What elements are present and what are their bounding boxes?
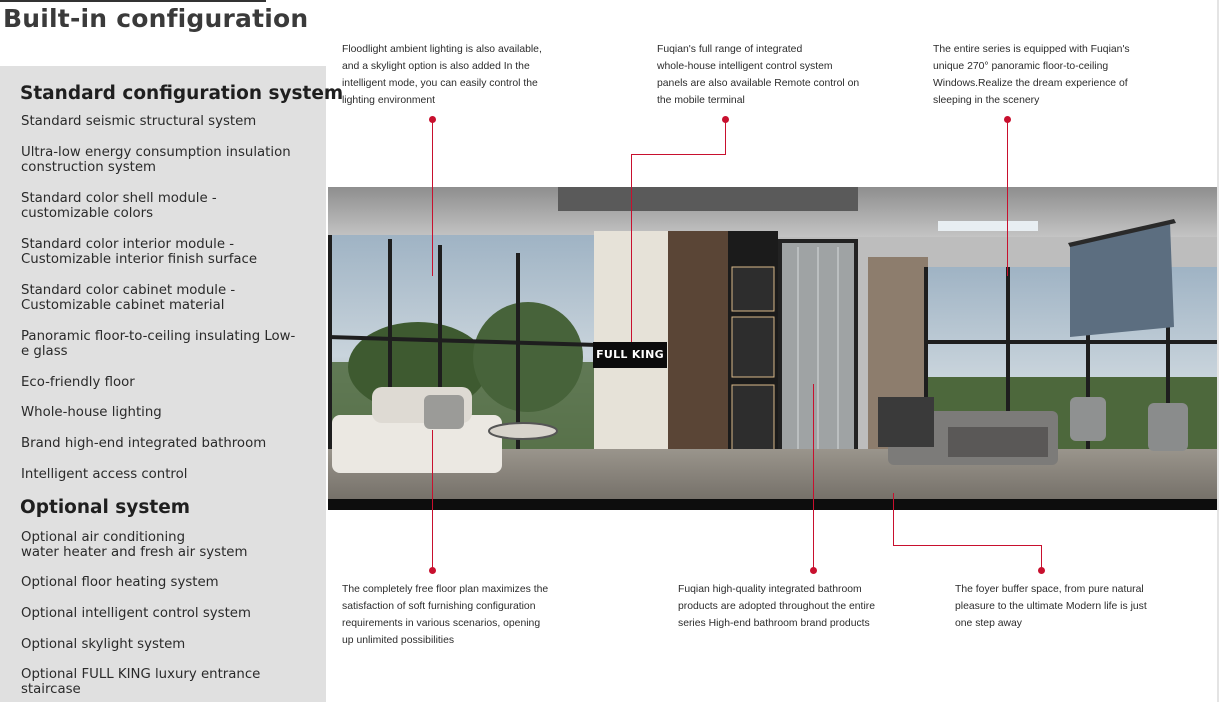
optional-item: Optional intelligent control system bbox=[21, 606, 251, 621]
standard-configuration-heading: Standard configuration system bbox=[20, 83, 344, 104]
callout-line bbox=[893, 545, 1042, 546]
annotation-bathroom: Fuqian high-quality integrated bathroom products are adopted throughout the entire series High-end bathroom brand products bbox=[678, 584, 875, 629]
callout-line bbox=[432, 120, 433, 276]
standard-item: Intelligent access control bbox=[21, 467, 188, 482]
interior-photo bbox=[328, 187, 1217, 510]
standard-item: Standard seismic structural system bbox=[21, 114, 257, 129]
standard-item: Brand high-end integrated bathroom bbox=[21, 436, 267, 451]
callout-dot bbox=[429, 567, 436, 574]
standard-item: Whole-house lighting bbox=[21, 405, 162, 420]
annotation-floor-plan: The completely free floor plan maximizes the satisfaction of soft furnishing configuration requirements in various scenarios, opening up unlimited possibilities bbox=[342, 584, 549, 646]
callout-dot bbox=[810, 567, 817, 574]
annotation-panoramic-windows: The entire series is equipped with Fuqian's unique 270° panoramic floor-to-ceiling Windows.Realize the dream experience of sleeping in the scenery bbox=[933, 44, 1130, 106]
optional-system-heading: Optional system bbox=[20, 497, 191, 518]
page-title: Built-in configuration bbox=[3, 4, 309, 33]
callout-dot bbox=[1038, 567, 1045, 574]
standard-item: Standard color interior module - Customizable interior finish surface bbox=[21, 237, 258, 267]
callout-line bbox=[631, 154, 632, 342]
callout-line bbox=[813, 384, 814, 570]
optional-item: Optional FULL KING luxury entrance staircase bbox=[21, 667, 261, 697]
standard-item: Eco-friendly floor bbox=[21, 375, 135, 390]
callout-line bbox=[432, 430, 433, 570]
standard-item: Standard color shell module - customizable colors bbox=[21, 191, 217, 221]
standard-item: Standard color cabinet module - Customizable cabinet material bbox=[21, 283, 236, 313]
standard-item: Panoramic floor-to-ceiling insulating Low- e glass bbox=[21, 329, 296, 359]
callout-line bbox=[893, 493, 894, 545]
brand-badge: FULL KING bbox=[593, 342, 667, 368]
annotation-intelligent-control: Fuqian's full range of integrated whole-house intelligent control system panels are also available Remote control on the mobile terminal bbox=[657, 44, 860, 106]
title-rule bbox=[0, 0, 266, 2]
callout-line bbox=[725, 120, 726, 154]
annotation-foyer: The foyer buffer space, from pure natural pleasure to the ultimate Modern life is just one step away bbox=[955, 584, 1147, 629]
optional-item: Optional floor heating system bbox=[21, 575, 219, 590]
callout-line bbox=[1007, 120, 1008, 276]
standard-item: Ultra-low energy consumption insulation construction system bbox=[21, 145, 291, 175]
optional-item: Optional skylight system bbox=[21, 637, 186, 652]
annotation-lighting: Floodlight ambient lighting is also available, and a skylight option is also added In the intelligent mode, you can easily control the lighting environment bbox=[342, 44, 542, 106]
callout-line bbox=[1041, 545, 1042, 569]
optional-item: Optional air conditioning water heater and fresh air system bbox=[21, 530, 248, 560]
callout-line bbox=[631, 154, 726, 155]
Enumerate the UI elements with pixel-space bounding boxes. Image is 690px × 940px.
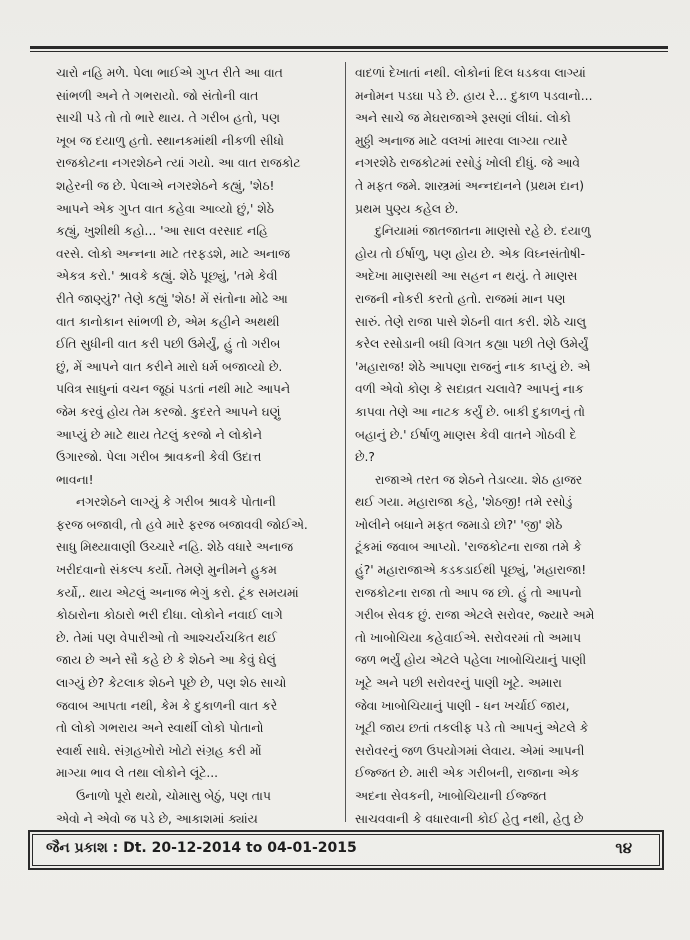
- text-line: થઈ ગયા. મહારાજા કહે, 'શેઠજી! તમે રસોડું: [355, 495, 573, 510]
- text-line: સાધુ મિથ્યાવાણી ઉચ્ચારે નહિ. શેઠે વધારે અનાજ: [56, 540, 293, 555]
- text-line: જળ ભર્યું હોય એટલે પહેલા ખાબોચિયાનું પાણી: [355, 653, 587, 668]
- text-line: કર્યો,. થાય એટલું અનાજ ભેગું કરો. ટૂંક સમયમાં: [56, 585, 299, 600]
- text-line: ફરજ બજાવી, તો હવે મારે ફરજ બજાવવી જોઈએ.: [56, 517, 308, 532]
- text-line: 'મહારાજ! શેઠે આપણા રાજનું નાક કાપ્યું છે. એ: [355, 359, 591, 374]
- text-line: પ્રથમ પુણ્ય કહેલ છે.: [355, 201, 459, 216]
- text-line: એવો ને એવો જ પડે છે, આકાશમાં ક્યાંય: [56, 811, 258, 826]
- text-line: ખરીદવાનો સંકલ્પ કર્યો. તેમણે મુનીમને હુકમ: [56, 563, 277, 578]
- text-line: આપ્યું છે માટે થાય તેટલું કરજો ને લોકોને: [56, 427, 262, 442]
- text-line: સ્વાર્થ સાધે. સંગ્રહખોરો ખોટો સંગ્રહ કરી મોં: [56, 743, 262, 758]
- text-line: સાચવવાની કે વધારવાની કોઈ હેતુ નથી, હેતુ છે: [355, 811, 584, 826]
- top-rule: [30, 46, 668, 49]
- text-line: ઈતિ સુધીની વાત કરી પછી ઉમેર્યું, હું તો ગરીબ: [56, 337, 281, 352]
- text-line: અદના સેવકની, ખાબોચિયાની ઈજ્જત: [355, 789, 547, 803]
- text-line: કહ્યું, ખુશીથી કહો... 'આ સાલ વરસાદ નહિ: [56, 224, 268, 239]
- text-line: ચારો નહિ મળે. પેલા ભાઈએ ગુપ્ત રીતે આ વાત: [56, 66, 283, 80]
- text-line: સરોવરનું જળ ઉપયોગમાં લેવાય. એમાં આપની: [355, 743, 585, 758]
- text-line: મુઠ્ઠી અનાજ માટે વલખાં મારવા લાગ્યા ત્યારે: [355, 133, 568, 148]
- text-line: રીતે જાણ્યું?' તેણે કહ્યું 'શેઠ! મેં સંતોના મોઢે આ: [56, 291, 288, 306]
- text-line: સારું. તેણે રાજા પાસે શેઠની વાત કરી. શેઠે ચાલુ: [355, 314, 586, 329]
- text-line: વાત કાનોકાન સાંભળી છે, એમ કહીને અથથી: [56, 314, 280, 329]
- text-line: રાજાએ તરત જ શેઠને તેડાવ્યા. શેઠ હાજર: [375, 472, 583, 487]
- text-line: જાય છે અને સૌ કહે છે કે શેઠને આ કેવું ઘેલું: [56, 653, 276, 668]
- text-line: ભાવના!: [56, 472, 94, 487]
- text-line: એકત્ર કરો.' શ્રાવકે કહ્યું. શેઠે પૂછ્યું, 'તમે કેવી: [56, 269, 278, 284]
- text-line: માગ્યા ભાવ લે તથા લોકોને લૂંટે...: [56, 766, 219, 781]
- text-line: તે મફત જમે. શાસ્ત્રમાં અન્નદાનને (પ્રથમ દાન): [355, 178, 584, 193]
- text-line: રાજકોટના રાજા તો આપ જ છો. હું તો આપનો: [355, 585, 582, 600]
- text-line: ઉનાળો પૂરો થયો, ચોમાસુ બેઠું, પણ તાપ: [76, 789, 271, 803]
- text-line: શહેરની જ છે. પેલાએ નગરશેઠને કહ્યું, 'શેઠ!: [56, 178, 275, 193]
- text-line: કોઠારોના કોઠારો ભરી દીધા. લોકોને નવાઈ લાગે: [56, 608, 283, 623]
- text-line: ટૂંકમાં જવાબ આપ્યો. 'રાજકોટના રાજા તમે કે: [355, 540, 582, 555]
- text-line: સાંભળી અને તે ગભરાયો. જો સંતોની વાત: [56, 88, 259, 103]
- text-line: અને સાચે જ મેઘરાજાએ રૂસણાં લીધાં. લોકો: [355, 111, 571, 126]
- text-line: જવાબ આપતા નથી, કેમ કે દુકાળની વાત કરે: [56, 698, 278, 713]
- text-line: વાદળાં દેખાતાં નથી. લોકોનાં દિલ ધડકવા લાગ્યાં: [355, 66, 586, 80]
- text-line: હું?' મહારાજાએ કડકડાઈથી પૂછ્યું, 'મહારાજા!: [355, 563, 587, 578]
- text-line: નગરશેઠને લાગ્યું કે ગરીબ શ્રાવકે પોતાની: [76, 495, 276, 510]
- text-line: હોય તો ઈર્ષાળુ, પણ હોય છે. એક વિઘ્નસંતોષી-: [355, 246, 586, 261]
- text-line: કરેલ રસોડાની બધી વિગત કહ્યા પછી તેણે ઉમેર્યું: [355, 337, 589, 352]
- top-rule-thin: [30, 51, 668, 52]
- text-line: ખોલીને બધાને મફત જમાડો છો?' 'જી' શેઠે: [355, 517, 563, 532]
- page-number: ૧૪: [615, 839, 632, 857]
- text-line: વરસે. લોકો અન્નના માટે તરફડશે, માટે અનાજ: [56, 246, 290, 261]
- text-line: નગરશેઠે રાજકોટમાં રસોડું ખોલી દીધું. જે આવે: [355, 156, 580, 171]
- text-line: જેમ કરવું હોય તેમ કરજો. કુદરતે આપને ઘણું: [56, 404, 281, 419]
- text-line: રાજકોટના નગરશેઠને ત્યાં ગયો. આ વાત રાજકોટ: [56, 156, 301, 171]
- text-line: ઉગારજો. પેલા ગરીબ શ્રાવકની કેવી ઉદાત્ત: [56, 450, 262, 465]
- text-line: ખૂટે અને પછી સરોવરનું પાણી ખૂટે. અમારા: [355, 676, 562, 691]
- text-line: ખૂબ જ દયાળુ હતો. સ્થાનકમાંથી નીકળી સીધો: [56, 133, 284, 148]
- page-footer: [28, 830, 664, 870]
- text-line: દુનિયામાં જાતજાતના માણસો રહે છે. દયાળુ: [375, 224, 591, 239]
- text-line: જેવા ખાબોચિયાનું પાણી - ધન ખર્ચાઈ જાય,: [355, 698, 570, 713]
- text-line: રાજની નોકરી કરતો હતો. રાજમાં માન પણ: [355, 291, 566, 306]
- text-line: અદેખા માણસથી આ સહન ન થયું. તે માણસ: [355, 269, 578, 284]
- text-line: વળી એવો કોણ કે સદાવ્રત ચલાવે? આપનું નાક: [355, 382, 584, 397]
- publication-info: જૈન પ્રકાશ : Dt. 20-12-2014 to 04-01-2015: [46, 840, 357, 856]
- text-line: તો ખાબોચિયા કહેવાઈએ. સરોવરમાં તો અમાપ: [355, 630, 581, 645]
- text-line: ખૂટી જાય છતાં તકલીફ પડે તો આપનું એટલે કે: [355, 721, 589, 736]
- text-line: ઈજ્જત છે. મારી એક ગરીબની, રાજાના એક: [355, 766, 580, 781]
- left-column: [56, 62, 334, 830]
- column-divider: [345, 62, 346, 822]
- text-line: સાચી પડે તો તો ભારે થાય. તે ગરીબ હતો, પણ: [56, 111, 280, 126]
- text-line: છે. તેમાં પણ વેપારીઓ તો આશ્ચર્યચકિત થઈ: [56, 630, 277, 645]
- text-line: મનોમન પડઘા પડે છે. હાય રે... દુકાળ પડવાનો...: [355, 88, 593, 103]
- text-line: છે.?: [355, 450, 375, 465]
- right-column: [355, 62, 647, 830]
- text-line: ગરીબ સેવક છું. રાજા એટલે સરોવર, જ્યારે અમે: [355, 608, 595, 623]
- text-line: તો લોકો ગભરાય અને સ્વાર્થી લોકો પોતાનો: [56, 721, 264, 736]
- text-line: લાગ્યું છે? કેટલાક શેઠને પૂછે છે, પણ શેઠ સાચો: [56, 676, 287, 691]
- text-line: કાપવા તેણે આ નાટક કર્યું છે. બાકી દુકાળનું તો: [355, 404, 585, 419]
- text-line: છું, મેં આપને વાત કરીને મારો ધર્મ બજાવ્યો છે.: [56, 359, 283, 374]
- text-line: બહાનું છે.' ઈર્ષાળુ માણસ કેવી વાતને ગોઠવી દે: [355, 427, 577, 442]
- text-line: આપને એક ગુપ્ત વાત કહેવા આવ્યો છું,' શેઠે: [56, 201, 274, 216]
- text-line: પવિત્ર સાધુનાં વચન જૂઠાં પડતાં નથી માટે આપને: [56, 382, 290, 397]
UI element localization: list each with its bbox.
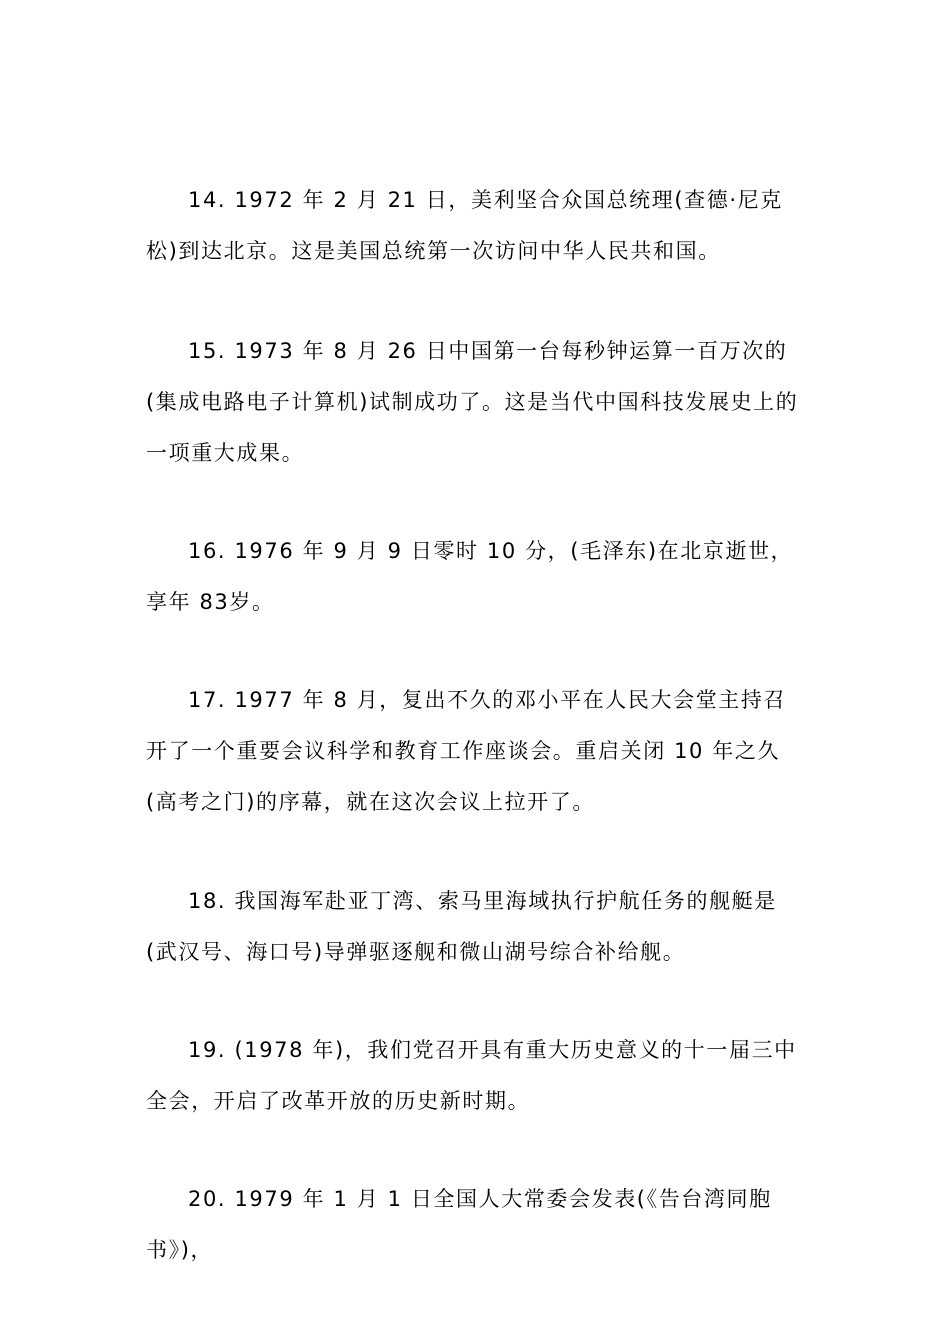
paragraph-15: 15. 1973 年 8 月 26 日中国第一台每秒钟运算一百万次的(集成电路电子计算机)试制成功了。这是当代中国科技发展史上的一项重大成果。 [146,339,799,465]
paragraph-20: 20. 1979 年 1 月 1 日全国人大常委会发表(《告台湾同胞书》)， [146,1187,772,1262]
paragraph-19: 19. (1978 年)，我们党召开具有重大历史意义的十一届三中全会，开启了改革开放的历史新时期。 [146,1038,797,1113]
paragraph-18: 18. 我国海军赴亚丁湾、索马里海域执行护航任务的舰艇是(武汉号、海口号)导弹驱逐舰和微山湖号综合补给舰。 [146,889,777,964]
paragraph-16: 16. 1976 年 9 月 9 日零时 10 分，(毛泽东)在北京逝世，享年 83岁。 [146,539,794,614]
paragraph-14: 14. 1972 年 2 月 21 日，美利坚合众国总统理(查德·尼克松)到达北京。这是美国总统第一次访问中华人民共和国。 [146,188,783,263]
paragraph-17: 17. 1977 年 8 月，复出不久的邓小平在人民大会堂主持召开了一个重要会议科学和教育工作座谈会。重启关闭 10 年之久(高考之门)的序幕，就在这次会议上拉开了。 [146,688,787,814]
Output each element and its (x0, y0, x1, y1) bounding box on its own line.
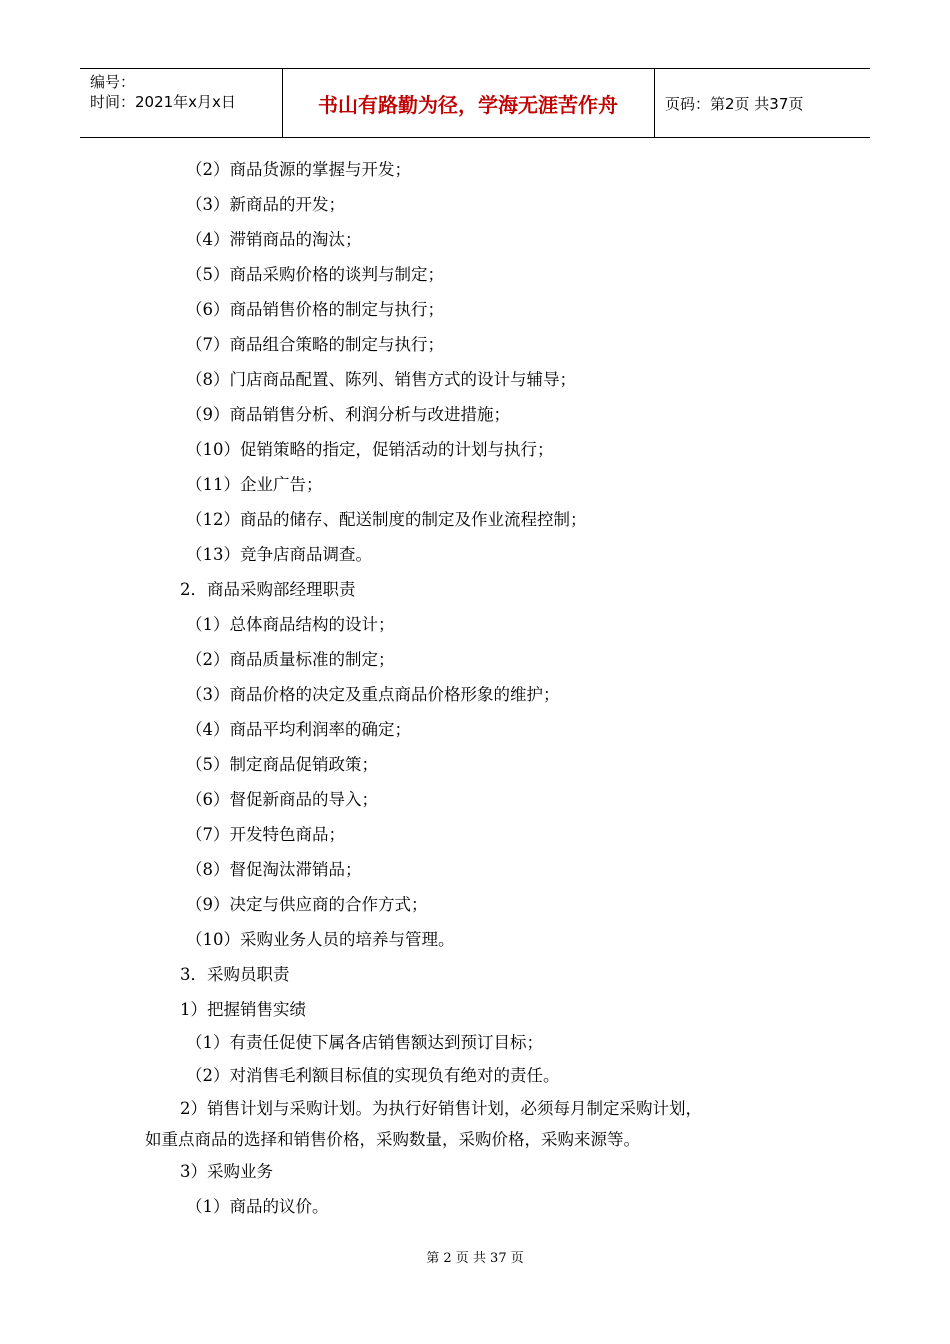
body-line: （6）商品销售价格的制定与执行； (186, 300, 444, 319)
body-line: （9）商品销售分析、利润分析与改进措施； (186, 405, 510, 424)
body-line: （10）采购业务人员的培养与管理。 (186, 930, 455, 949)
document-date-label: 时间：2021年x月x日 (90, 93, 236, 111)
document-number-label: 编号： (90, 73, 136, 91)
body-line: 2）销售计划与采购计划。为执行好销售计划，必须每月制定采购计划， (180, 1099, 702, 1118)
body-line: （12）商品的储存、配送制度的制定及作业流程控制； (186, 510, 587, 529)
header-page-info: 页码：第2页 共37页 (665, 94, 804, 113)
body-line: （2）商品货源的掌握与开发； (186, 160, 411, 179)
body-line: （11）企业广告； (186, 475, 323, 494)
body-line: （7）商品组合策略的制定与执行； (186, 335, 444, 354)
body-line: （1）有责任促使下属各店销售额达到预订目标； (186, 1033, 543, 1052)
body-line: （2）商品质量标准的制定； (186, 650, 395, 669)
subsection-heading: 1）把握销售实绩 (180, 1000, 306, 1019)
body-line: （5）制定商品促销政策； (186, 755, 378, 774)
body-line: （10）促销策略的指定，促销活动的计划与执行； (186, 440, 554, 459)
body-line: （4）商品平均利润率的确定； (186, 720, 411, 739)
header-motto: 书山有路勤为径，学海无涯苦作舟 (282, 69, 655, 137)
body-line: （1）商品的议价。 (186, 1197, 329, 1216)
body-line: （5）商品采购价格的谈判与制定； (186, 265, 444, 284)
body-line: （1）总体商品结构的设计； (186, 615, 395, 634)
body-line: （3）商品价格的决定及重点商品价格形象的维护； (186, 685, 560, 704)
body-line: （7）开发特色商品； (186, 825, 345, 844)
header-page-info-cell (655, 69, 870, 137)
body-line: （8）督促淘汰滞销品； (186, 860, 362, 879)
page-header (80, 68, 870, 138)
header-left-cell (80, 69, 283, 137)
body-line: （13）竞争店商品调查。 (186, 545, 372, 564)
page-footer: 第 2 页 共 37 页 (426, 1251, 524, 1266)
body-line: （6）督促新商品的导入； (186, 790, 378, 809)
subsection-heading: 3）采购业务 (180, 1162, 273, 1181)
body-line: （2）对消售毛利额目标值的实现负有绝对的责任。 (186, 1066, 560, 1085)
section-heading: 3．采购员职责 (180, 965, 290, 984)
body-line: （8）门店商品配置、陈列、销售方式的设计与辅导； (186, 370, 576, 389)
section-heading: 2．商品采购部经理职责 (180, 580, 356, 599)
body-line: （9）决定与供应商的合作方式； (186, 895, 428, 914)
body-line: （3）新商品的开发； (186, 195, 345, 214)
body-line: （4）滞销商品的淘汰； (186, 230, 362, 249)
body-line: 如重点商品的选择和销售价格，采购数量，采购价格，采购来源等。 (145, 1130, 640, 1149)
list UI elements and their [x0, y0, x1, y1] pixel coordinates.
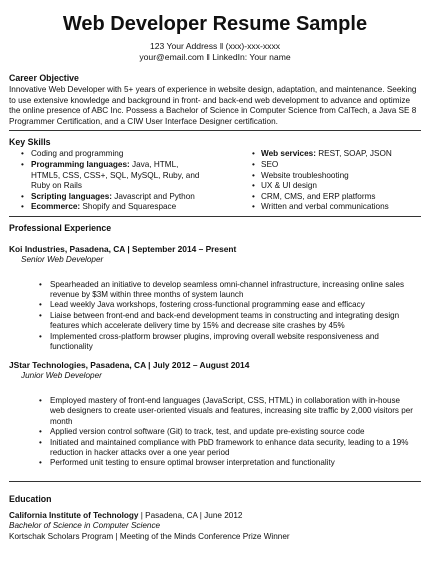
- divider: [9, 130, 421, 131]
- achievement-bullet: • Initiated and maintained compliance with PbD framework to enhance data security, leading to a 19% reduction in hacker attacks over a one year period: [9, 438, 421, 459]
::::::
Korte opdracht
Geef uit de gegevens de regels letterlijk weer, te beginnen bij de regel met "- text-line: થઈ" en doorlopend tot en met de regel met "- text-line: પ્રથમ".

Volledige uitwerking
- text-line: થઈ ગયા. મહારાજા કહે, 'શેઠજી! તમે રસોડું: [355, 495, 573, 510]
- text-line: સાધુ મિથ્યાવાણી ઉચ્ચારે નહિ. શેઠે વધારે અનાજ: [56, 540, 293, 555]
- text-line: જળ ભર્યું હોય એટલે પહેલા ખાબોચિયાનું પાણી: [355, 653, 587, 668]
- text-line: કર્યો,. થાય એટલું અનાજ ભેગું કરો. ટૂંક સમયમાં: [56, 585, 299, 600]
- text-line: ફરજ બજાવી, તો હવે મારે ફરજ બજાવવી જોઈએ.: [56, 517, 308, 532]
- text-line: 'મહારાજ! શેઠે આપણા રાજનું નાક કાપ્યું છે. એ: [355, 359, 591, 374]
- text-line: પ્રથમ પુણ્ય કહેલ છે.: [355, 201, 459, 216]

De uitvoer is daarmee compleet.